Copy each line of the material below that includes the string "fraction".

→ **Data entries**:
* BEGIN *

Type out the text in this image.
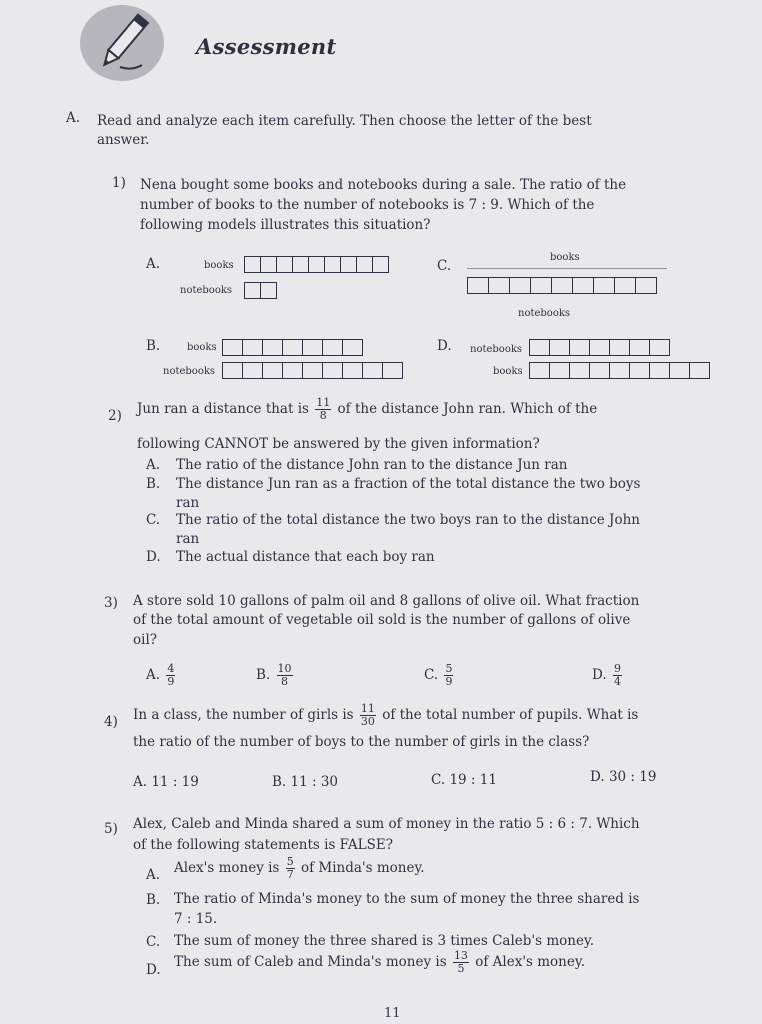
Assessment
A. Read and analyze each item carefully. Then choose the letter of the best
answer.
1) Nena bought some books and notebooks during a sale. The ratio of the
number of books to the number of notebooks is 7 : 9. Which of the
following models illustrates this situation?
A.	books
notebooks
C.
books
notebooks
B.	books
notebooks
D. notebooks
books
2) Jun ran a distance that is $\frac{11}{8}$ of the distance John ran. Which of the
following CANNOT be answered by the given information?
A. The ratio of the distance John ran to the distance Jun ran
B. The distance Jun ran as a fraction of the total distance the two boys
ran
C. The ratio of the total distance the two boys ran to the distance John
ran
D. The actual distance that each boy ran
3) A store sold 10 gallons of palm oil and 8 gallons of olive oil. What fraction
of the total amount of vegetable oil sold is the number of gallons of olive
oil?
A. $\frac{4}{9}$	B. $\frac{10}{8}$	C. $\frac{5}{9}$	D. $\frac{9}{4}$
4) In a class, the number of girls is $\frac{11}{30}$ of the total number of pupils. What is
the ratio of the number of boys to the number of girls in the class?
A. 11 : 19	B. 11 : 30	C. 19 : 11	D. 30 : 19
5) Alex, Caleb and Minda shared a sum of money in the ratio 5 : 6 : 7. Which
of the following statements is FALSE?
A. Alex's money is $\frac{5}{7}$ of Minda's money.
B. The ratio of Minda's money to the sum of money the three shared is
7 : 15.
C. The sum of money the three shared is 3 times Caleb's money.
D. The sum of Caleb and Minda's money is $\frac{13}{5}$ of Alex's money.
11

* END *
* BEGIN *

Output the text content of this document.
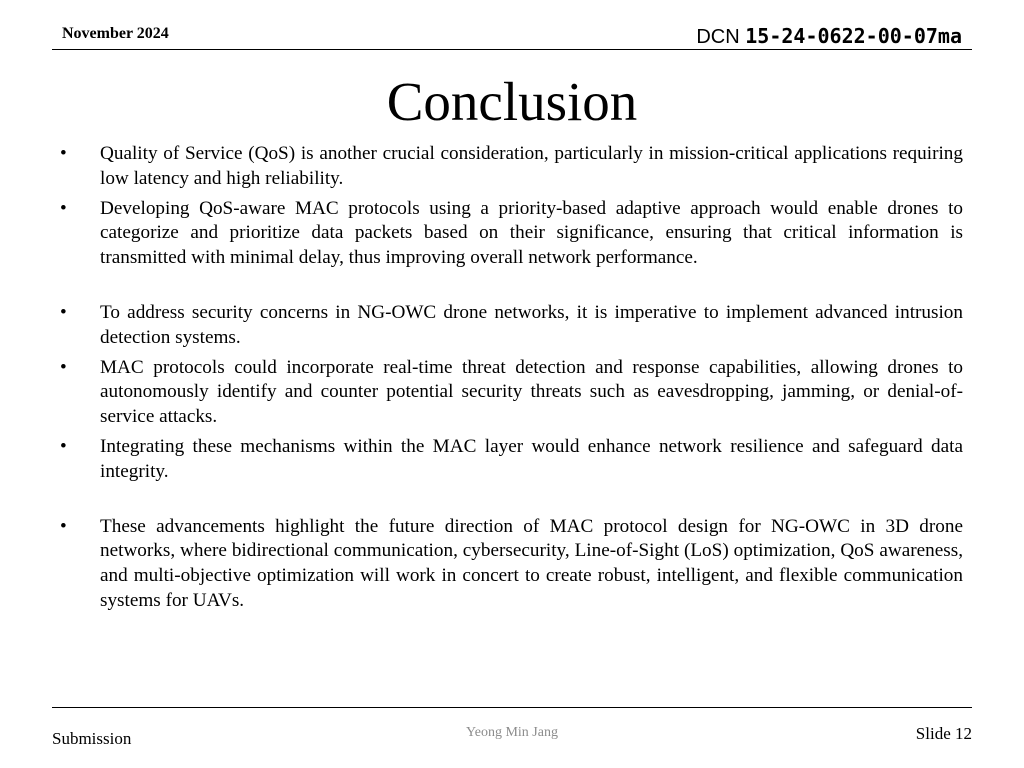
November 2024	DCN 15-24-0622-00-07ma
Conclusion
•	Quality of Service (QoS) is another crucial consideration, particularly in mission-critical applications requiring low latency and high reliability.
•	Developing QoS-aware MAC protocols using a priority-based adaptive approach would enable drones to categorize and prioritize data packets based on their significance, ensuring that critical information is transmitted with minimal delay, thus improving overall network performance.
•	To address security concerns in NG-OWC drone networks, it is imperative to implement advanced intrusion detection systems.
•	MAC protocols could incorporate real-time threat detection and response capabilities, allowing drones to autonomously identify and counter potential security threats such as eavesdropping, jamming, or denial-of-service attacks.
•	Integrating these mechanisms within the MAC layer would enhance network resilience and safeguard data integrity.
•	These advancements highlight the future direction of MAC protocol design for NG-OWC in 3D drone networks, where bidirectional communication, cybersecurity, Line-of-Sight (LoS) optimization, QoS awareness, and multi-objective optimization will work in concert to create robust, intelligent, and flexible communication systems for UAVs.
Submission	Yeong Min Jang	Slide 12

* END *
* BEGIN *

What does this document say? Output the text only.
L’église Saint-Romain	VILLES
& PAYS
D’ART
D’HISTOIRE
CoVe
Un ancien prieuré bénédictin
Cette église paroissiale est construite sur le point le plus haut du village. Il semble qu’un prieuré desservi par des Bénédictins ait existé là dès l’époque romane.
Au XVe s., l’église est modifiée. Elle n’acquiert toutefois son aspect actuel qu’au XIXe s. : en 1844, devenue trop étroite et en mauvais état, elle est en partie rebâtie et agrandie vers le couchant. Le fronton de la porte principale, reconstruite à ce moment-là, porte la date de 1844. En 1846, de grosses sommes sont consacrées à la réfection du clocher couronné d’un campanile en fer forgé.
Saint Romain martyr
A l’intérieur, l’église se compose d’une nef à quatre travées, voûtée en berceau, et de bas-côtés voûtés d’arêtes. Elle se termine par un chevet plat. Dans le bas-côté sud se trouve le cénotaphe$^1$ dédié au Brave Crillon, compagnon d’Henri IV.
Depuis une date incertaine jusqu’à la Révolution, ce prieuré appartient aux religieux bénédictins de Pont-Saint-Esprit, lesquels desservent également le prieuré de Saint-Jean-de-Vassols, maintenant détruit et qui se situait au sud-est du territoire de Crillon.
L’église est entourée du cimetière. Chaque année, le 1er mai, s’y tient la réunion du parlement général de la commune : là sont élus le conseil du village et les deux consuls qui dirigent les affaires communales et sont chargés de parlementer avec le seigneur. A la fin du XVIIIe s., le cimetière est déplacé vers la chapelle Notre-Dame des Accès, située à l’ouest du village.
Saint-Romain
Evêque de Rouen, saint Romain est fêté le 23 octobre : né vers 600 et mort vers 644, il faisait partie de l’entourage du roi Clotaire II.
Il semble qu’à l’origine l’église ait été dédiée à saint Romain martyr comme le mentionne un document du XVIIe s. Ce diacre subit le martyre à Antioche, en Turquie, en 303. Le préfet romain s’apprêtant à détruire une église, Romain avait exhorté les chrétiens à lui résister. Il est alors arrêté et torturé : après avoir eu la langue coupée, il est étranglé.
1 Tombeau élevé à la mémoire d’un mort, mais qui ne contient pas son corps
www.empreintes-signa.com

* END *

→ **RESPONSE FOR THIS EXERCISE**:
B. The distance Jun ran as a fraction of the total distance the two boys
3) A store sold 10 gallons of palm oil and 8 gallons of olive oil. What fraction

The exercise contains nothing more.